### REQUIRED WORK
Look for the word "subtitle" in each line and report the count of matching lines, with nothing added.

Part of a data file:
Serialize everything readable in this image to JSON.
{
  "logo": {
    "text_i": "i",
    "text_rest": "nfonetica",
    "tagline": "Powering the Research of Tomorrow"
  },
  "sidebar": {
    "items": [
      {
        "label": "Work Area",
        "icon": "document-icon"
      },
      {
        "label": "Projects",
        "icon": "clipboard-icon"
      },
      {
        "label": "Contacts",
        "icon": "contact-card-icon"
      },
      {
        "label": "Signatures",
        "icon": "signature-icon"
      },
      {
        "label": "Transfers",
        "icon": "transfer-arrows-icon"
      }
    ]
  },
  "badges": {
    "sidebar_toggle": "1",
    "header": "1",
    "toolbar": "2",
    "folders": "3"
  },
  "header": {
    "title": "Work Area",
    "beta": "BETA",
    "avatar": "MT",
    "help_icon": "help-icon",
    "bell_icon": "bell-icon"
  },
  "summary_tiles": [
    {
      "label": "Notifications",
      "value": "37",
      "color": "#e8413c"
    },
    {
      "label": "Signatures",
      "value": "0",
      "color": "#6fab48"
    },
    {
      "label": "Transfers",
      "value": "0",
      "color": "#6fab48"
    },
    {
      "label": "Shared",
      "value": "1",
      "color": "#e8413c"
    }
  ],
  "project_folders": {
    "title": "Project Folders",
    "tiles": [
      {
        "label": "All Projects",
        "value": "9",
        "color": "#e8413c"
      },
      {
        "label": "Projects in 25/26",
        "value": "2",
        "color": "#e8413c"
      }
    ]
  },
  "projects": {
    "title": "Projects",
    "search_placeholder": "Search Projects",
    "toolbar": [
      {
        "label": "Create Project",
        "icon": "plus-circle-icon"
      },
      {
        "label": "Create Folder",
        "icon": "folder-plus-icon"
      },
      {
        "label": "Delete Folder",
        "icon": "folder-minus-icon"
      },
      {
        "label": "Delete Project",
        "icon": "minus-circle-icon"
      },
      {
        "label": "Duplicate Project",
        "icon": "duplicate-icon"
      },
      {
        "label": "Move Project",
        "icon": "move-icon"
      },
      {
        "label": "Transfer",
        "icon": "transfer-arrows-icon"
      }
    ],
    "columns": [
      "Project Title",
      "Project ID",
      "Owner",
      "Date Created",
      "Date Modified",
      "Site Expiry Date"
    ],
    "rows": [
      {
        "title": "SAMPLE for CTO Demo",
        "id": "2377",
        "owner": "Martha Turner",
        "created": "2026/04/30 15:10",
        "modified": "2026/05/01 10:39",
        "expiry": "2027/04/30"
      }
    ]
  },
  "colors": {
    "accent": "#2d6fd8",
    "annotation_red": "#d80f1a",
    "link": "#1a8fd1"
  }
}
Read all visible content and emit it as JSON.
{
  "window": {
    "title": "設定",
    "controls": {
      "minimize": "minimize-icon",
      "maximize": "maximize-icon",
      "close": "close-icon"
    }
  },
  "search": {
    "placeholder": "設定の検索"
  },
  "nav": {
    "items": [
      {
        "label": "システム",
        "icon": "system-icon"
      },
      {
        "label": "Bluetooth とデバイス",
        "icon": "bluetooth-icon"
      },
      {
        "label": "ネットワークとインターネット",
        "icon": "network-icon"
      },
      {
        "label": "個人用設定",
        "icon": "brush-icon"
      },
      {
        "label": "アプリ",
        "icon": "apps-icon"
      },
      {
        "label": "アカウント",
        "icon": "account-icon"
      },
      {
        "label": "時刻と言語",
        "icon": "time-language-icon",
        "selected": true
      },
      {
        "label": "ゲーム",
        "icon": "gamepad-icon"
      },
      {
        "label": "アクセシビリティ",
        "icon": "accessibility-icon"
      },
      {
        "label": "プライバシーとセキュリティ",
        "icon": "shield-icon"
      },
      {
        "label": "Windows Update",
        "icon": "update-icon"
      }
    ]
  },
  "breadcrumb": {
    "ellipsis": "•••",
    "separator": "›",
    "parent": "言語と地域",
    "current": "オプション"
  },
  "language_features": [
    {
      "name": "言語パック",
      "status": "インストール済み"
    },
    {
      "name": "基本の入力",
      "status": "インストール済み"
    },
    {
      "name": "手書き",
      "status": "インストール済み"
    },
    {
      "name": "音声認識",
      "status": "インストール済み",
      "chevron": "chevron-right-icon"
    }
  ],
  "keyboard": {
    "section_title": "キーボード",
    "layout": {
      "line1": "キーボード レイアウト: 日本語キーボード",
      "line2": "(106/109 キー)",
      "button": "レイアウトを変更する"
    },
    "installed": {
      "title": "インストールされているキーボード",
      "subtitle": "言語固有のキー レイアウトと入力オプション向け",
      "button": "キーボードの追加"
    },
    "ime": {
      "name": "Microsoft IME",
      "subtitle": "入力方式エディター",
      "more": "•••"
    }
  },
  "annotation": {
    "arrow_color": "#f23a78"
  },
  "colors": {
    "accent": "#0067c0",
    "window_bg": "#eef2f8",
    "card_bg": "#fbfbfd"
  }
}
==
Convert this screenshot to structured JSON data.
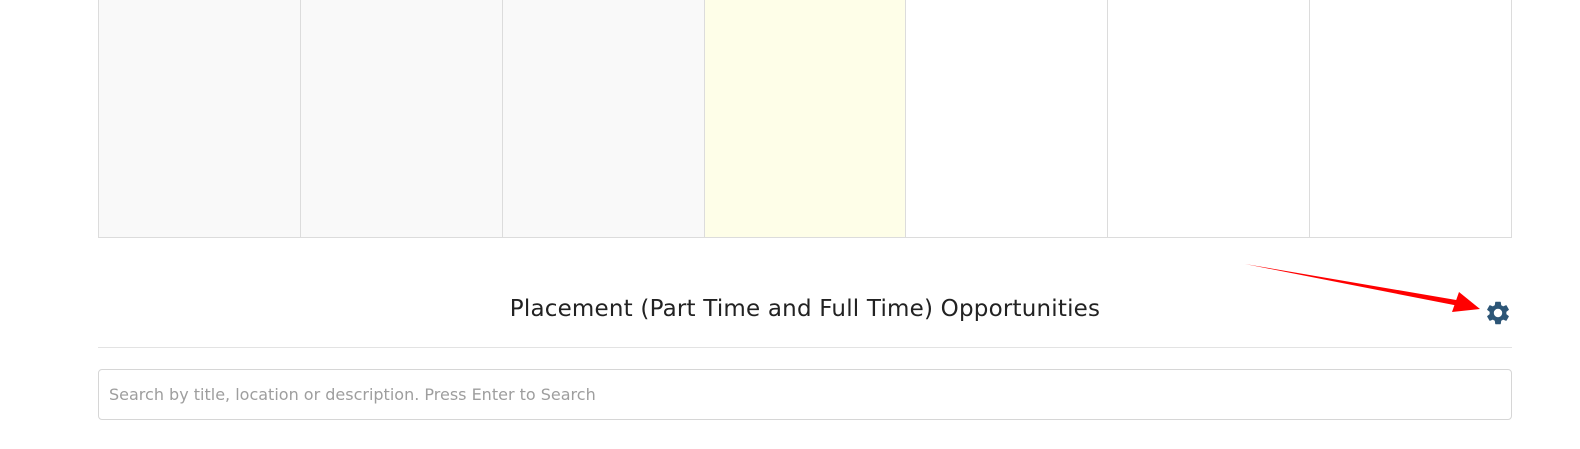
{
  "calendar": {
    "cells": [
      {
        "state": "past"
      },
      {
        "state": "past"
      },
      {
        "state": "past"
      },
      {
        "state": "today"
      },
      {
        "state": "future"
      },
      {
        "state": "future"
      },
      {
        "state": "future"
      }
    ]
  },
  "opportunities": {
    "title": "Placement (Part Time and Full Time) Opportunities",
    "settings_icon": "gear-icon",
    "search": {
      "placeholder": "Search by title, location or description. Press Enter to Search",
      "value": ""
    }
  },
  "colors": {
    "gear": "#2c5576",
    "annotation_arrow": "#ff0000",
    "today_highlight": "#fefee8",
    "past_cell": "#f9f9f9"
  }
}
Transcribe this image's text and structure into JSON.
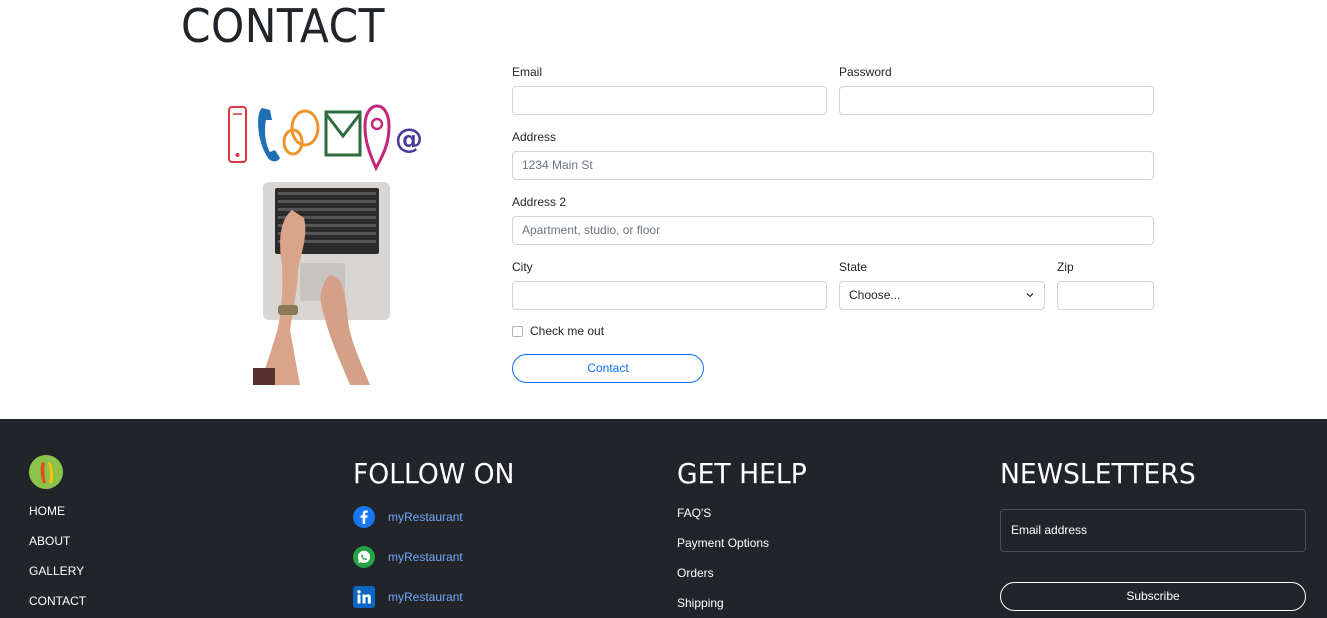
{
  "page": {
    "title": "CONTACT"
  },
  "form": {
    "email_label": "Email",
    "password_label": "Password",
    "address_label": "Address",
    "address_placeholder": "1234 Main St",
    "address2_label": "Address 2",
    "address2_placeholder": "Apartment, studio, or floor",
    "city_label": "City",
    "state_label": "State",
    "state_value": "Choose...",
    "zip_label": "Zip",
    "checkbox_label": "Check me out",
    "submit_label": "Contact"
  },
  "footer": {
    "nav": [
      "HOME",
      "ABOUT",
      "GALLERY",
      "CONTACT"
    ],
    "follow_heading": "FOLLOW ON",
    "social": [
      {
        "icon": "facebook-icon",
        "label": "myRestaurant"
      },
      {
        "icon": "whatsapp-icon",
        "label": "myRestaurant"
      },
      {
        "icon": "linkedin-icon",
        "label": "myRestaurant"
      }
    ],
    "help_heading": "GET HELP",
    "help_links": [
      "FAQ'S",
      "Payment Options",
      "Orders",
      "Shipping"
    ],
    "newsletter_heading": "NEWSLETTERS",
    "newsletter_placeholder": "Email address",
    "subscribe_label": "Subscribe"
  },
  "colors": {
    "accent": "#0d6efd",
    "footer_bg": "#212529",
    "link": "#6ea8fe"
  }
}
==
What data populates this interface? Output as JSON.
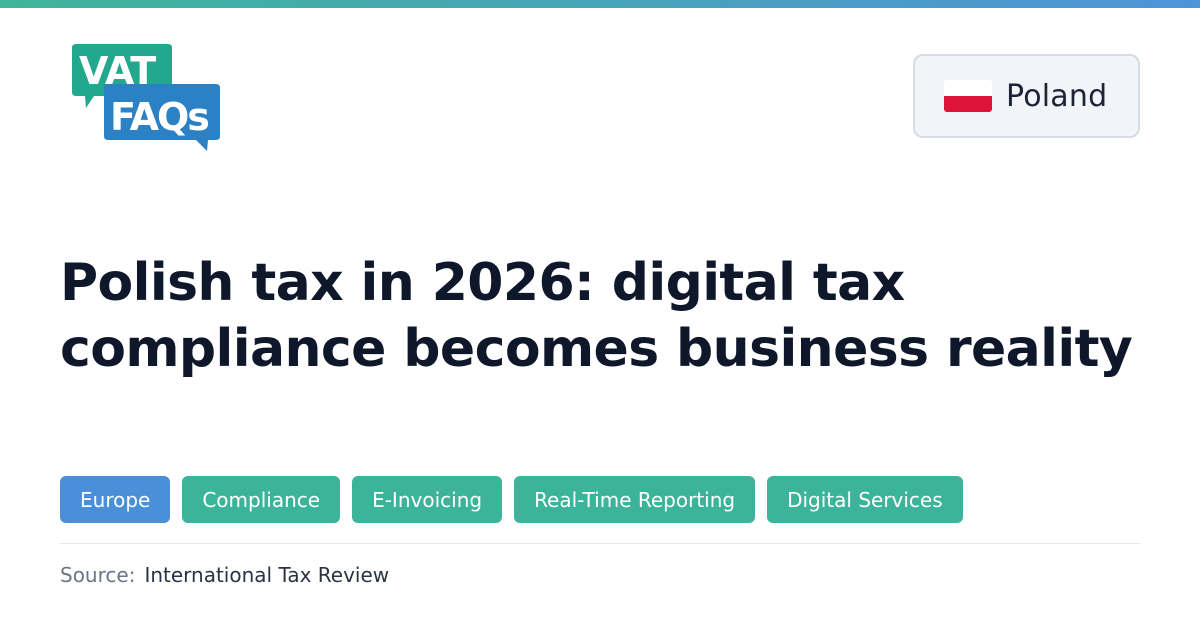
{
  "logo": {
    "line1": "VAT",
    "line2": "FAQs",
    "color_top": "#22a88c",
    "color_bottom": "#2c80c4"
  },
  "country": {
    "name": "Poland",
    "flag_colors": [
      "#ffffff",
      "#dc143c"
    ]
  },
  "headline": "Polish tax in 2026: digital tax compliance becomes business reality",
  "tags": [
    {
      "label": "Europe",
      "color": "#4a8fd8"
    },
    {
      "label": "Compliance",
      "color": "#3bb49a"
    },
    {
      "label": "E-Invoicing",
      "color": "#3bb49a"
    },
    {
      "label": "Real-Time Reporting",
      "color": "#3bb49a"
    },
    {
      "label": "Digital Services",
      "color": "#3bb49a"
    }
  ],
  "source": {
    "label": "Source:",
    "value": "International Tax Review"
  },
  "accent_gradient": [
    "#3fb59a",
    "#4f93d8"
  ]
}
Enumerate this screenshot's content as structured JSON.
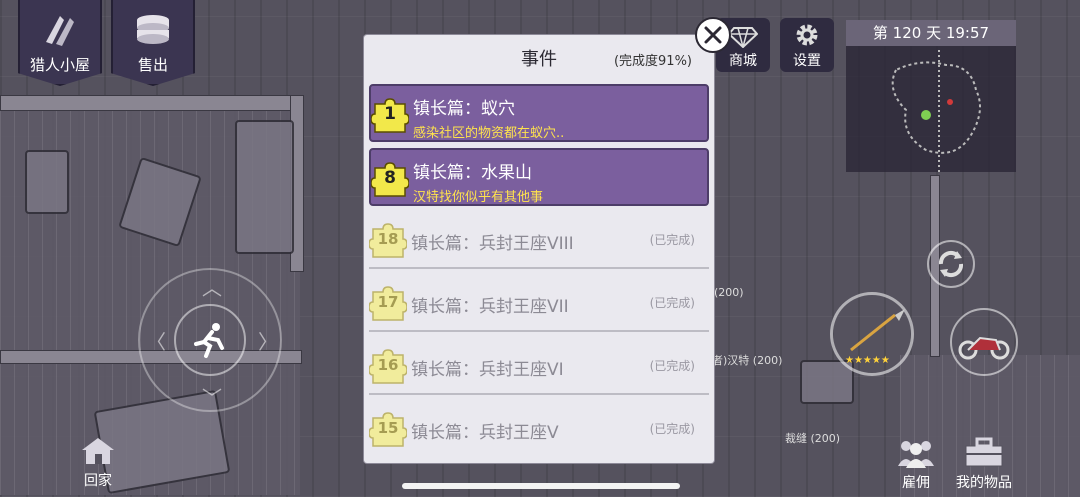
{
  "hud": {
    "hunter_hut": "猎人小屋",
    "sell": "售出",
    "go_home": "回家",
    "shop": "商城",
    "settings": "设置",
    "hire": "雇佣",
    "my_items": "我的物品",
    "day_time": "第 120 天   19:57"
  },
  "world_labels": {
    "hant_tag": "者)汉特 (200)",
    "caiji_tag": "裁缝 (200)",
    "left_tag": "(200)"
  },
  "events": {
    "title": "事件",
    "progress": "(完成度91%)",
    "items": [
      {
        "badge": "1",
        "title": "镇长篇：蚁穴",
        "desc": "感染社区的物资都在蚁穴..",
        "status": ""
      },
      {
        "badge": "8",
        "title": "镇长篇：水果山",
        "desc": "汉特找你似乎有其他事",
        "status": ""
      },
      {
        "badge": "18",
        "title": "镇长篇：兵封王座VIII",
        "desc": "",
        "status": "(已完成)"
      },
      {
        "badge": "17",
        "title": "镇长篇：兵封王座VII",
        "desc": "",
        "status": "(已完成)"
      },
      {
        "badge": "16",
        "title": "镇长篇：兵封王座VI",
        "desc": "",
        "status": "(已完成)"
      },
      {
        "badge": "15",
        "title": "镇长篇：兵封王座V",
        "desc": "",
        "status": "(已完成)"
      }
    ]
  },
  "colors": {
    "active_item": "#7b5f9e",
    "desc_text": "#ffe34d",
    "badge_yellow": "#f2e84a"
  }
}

### IN RESPONSE
2